* begin Data in this exercise *

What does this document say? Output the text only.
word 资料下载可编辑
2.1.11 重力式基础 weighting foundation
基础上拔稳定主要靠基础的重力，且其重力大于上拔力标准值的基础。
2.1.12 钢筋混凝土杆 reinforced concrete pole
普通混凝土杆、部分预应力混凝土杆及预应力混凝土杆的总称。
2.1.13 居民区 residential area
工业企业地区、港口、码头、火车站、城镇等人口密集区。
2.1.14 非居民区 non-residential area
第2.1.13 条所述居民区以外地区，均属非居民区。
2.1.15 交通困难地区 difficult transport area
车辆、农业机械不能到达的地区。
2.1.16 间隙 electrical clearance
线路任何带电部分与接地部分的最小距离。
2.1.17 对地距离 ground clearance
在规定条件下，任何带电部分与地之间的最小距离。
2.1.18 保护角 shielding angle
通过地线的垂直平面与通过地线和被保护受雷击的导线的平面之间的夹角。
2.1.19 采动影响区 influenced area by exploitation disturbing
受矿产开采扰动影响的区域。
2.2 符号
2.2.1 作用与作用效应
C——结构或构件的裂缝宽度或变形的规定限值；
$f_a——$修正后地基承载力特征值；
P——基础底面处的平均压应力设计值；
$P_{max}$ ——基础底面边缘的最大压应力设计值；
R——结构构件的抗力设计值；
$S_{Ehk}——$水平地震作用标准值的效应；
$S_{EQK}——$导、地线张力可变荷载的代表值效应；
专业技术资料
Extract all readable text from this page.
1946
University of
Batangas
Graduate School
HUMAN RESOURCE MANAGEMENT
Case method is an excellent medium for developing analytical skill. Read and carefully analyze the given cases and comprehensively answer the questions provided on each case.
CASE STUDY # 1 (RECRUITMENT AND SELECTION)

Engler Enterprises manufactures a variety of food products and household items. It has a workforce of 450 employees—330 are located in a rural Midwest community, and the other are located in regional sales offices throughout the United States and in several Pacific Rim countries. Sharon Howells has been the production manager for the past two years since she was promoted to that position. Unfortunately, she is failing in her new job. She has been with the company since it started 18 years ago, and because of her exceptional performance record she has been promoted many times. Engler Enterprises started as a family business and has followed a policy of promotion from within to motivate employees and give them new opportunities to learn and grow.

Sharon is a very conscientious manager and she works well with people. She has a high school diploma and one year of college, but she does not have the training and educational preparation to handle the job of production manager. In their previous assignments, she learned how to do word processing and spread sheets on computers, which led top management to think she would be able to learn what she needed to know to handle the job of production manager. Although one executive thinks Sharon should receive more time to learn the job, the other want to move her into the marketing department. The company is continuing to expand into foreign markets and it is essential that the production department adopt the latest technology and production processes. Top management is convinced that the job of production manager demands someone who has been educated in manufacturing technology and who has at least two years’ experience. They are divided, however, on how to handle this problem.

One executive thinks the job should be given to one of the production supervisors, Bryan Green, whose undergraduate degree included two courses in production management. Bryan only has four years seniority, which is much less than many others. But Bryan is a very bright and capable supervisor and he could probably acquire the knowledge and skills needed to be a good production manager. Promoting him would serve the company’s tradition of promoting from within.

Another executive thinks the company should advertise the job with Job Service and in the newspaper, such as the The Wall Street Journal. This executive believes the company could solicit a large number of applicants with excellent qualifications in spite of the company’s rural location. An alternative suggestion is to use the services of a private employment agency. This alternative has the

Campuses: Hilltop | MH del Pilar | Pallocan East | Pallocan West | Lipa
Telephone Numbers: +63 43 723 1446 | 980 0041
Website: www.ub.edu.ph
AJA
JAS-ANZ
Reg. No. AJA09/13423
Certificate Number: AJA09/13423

* end Data in this exercise *
* begin Data in this exercise *

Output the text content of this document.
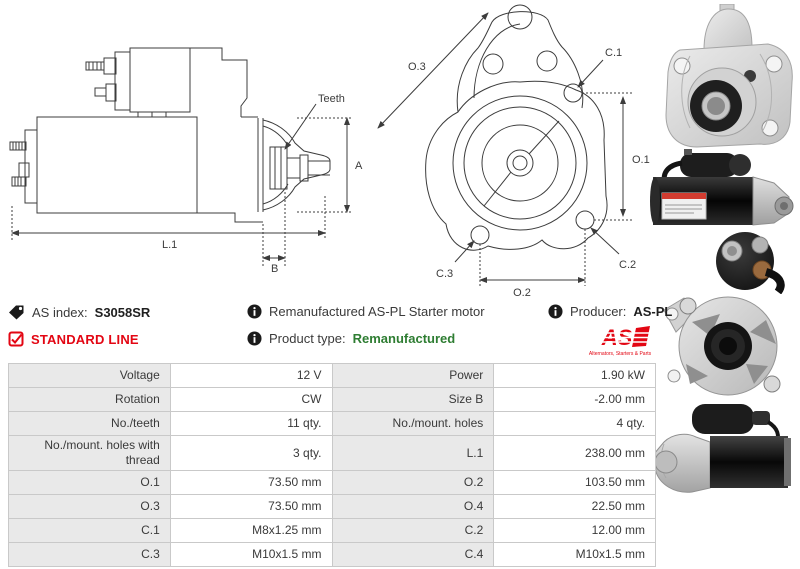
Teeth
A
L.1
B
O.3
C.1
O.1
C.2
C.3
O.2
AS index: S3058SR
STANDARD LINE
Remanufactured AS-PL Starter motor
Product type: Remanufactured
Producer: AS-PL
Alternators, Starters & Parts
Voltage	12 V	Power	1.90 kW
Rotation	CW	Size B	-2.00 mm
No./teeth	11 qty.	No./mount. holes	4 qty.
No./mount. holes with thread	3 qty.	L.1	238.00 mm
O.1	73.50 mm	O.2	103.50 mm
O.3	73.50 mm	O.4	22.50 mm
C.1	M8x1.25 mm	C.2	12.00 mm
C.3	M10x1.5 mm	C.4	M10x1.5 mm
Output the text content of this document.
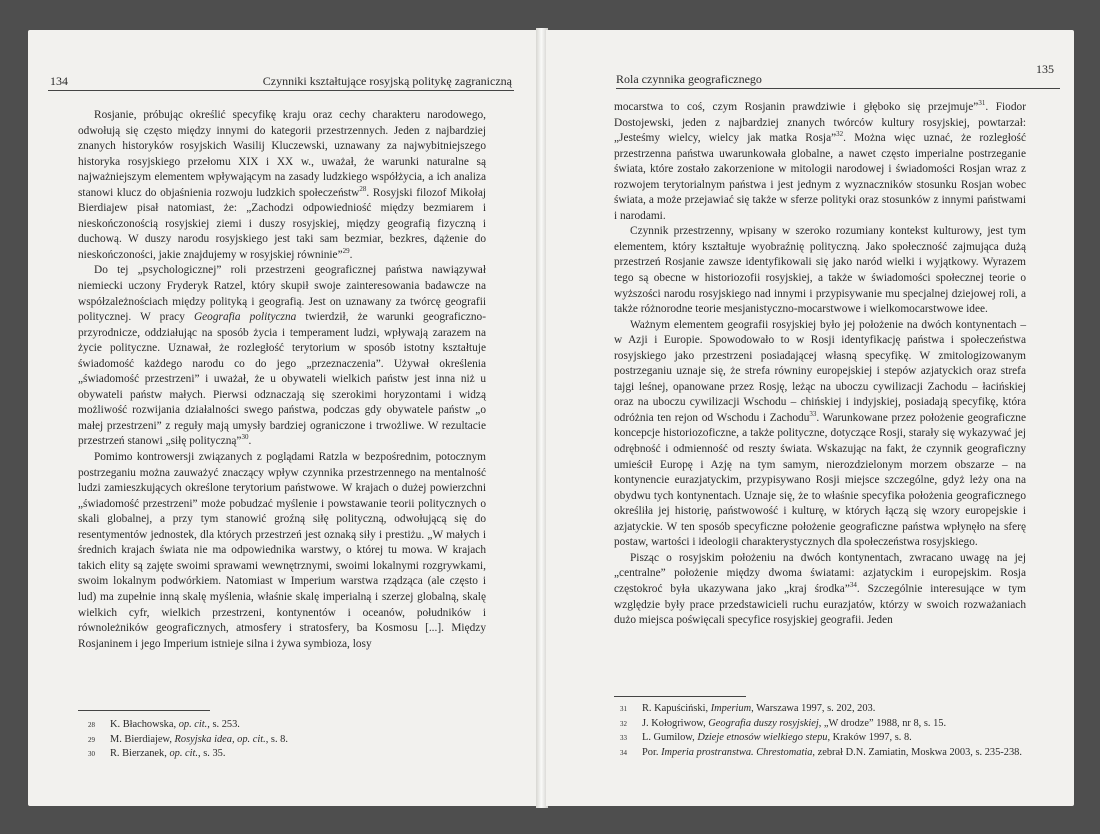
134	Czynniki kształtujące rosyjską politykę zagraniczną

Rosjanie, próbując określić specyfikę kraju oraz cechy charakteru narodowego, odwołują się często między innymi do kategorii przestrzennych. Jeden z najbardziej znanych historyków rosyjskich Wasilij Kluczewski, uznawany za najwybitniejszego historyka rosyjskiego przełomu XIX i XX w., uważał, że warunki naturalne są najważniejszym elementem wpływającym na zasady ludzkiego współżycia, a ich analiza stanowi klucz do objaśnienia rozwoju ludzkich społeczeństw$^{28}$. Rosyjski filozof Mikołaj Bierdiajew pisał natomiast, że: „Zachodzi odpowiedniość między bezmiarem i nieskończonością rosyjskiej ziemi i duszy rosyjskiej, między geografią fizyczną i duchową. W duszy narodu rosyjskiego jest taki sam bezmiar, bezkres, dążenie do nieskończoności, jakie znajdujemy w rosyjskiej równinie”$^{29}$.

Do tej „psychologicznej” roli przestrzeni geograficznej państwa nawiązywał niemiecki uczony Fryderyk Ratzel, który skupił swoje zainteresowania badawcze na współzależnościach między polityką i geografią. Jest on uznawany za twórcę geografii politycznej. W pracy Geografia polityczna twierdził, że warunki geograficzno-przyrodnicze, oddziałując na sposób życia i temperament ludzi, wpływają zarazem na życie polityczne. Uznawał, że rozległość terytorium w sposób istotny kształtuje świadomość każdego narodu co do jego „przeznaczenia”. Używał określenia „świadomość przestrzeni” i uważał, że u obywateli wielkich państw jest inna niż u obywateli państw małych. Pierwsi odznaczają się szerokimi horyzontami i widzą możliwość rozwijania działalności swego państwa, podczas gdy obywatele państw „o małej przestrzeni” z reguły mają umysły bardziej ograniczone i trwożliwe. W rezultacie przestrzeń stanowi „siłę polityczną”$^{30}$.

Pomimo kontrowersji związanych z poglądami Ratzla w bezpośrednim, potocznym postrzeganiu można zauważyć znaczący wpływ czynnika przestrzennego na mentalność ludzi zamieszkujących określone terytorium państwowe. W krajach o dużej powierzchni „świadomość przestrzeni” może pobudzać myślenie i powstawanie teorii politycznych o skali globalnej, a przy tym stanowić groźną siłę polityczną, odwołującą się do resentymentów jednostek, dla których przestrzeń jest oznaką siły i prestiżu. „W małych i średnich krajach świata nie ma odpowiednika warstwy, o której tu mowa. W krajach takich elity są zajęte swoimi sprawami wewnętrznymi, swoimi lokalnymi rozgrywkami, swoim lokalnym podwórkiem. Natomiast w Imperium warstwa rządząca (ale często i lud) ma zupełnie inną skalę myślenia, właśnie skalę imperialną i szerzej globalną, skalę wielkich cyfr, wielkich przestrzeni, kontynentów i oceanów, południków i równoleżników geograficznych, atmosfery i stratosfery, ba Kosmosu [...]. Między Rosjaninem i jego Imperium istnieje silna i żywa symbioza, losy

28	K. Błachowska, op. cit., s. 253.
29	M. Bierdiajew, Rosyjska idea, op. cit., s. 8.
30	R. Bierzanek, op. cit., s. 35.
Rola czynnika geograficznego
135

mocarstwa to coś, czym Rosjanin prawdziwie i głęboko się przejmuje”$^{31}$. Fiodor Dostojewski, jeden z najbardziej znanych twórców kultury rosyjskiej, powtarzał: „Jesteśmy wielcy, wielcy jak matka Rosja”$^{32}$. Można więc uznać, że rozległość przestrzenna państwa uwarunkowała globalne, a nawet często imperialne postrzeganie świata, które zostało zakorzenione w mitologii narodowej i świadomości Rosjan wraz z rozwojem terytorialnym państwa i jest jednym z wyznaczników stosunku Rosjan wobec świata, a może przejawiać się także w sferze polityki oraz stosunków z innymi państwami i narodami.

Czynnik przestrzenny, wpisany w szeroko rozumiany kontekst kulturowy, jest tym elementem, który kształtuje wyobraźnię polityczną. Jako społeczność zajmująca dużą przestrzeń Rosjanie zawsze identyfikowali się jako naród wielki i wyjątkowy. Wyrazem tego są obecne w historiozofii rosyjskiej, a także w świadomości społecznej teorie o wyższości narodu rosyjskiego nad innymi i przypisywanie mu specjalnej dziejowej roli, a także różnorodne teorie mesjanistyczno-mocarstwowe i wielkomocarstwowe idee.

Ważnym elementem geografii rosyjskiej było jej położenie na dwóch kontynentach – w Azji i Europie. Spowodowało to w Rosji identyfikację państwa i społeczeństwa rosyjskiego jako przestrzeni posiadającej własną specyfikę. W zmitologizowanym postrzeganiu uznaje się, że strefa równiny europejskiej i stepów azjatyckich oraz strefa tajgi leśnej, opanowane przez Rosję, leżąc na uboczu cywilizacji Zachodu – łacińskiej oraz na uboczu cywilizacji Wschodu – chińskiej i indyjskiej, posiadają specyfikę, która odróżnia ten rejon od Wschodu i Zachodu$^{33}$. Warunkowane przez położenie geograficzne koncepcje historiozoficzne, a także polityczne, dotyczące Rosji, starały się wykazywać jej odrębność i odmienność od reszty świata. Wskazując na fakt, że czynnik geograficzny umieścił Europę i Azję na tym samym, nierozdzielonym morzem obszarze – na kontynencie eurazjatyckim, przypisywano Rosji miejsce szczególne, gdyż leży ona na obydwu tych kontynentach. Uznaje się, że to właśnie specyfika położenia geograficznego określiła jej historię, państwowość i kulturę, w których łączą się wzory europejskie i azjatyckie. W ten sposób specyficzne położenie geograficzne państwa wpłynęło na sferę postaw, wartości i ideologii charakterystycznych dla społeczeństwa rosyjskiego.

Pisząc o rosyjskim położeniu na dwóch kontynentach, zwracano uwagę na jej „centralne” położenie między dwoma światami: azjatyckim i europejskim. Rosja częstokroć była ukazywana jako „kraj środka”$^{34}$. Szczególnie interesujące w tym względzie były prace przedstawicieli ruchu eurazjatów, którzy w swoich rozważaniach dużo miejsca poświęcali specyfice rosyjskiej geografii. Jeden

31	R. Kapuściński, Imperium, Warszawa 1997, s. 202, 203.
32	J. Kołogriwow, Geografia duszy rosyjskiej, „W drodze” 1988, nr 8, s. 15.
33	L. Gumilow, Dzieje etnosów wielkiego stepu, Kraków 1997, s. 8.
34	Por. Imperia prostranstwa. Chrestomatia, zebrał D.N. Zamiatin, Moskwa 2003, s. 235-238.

* end Data in this exercise *
* begin Data in this exercise *

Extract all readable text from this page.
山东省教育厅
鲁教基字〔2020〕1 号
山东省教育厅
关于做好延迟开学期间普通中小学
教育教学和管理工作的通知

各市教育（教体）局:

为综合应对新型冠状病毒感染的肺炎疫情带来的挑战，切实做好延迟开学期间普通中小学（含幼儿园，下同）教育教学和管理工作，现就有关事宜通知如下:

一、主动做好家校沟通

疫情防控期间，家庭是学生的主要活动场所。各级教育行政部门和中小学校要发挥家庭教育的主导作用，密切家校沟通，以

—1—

* end Data in this exercise *

## Exercise goal
Report the number of lines in the entries above that include the word "duszy" and add nothing to it.

## Exercise solution
2